PROVIDED INFORMATION:
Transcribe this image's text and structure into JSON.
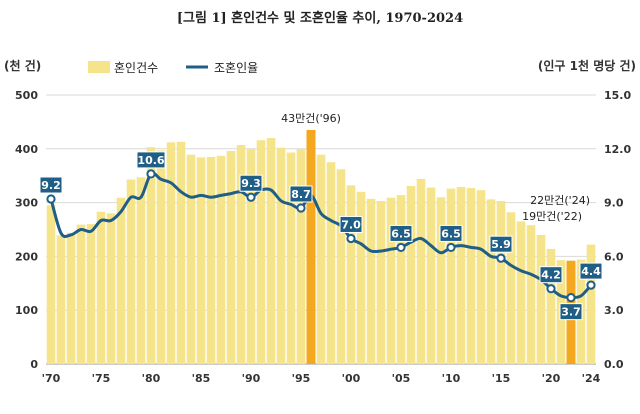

==

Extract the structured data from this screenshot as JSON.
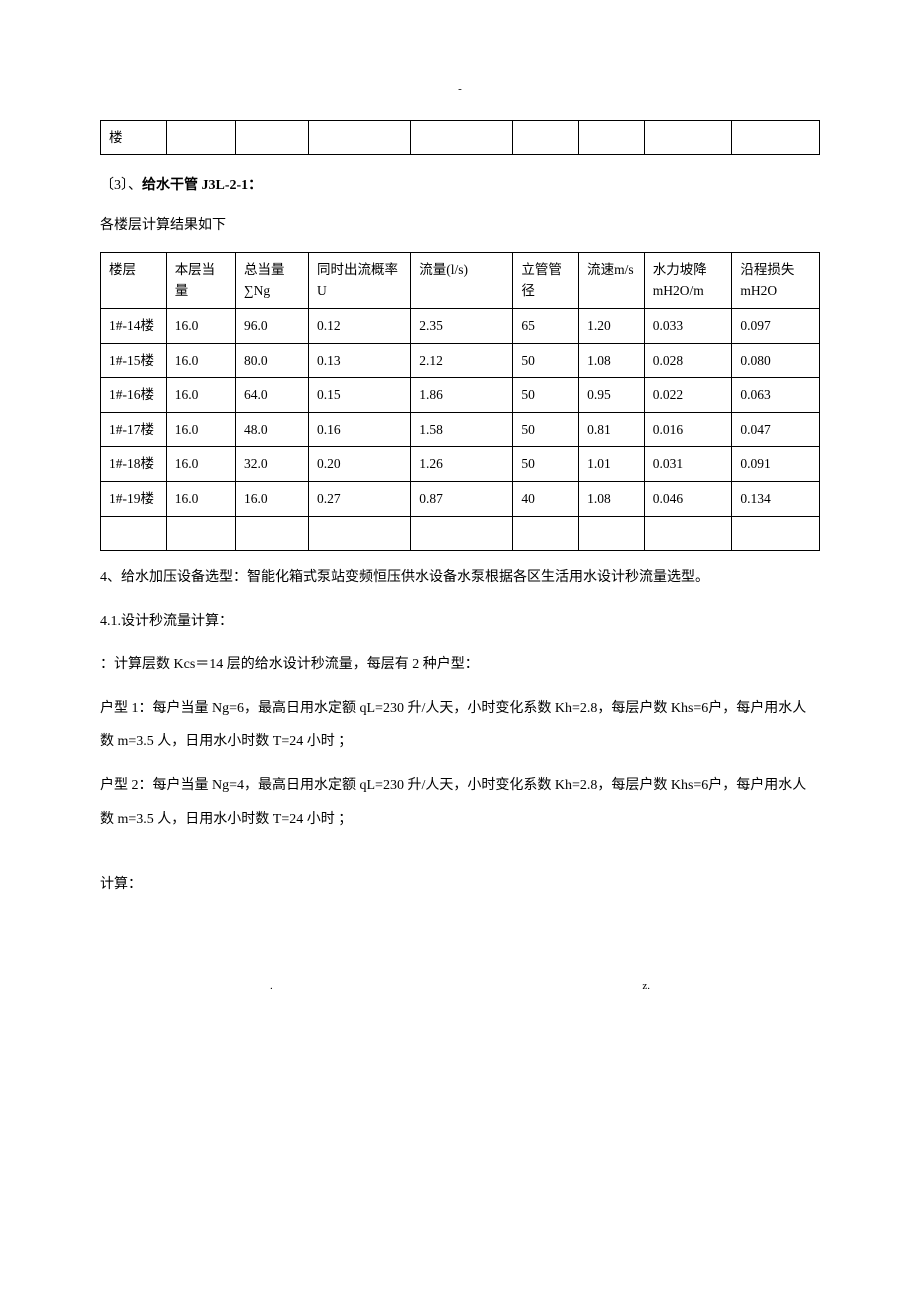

* * *

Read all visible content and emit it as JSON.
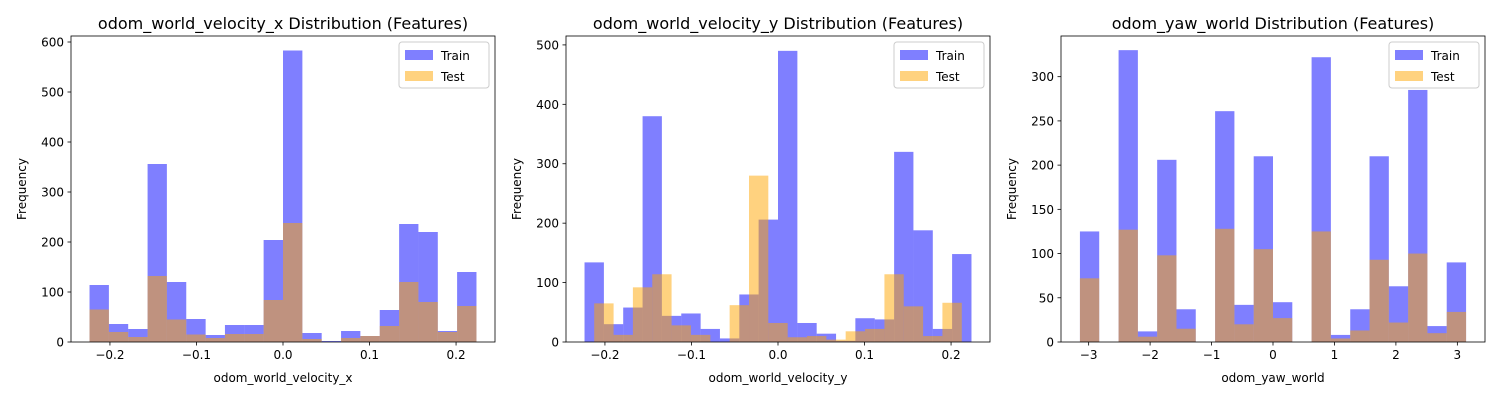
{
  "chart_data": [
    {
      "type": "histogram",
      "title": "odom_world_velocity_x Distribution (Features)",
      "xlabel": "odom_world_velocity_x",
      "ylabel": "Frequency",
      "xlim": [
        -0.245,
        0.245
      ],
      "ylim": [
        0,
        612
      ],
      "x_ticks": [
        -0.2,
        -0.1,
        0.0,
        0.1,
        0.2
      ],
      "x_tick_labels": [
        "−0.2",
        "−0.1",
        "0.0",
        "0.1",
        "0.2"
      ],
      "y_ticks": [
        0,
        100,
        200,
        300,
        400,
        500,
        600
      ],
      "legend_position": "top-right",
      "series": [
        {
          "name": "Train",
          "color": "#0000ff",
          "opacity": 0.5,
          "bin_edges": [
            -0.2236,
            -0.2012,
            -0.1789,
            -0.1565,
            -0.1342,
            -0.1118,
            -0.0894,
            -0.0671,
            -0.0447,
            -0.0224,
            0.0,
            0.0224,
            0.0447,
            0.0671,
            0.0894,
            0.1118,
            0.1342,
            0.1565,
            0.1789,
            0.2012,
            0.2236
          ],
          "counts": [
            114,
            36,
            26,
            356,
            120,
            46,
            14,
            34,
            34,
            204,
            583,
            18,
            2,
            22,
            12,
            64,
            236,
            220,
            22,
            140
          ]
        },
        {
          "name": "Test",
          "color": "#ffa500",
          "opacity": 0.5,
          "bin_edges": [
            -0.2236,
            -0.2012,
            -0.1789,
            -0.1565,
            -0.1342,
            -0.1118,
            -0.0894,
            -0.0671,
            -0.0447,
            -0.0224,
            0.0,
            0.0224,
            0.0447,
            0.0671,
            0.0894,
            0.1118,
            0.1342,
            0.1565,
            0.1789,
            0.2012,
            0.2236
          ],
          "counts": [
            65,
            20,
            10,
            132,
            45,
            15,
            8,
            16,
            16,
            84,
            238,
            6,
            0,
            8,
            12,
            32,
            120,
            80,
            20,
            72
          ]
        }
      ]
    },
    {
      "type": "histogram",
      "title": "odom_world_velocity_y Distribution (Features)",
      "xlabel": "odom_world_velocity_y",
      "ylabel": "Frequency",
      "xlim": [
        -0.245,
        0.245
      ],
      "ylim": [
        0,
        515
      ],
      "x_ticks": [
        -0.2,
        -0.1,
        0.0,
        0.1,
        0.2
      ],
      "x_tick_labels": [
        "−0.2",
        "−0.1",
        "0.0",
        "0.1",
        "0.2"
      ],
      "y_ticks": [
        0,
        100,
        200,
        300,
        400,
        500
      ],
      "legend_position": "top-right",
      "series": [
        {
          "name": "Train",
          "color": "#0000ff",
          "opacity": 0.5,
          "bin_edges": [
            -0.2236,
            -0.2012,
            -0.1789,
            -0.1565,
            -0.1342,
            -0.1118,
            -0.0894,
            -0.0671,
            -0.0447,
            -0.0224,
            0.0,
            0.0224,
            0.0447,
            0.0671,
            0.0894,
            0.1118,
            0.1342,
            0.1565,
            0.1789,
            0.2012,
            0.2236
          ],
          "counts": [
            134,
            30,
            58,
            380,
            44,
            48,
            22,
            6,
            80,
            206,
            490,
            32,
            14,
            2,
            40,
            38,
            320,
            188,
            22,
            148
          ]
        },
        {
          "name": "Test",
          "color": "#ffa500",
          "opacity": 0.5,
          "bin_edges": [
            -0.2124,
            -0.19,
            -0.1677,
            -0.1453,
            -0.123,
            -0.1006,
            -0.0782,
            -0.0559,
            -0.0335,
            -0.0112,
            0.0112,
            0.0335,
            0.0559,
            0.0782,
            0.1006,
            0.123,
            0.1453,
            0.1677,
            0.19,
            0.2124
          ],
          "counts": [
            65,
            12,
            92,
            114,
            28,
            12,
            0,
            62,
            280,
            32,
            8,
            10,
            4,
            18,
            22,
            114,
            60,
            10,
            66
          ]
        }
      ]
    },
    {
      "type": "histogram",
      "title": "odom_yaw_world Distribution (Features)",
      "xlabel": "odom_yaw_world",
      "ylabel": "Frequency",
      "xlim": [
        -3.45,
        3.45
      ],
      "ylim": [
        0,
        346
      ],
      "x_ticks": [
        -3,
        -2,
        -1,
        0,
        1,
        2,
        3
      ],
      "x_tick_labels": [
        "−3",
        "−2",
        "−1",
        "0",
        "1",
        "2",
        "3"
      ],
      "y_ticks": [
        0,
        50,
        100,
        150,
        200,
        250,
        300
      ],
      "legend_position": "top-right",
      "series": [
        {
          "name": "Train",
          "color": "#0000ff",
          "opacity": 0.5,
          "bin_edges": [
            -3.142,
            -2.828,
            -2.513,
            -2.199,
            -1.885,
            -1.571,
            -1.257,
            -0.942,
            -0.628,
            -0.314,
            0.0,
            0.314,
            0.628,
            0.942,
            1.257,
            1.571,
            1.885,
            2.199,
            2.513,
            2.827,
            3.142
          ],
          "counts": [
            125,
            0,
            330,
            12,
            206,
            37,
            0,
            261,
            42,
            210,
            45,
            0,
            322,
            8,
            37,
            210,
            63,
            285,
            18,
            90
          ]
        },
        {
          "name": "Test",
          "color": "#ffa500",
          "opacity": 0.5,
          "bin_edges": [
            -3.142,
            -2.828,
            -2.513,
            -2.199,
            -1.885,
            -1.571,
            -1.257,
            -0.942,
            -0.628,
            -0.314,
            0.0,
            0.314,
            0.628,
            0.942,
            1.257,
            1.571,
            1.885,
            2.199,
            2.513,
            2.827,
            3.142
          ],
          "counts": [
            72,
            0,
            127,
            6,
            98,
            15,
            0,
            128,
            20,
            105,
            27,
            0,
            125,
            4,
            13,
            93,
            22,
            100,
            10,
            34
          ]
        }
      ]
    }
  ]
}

GIVEN PROBLEM:
Give the count of lines in the data shown above that contain "this", and nothing else.

RESULT BELOW:
2